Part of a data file
####################
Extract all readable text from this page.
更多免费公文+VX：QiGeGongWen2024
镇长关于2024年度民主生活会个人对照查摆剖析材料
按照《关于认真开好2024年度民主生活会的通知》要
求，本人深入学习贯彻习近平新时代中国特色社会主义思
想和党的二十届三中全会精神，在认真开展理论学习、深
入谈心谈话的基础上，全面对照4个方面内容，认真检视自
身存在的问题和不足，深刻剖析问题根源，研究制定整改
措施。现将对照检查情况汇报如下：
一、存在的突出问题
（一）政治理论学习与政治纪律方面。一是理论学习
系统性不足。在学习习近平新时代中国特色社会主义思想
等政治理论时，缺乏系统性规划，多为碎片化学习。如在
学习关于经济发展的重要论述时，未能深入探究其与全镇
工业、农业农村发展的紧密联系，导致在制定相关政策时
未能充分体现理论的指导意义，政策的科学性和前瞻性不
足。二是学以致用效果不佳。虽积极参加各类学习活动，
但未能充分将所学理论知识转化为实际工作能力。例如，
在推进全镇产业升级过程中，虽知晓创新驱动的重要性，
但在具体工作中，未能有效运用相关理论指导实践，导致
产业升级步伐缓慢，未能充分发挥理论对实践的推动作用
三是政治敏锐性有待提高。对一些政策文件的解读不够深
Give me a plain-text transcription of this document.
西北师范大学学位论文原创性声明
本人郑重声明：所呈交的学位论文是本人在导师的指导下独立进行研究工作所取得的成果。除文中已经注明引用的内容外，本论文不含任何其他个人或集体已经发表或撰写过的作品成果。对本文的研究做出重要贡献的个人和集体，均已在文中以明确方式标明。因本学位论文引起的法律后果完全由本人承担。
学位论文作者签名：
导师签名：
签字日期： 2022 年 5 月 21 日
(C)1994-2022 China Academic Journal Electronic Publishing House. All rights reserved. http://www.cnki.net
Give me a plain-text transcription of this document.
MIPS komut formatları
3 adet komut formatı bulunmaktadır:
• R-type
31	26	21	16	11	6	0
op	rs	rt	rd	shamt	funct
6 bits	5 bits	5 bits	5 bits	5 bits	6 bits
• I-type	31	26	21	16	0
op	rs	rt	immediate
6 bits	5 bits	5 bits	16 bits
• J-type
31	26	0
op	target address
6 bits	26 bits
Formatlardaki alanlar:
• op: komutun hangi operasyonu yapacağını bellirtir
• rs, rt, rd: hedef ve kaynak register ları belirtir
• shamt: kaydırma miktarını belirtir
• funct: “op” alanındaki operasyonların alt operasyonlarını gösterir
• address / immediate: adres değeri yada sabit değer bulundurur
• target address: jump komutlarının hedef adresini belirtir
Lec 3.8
####################
State the number of lines holding the word "address" in the listing. Add nothing else.

• Response: 3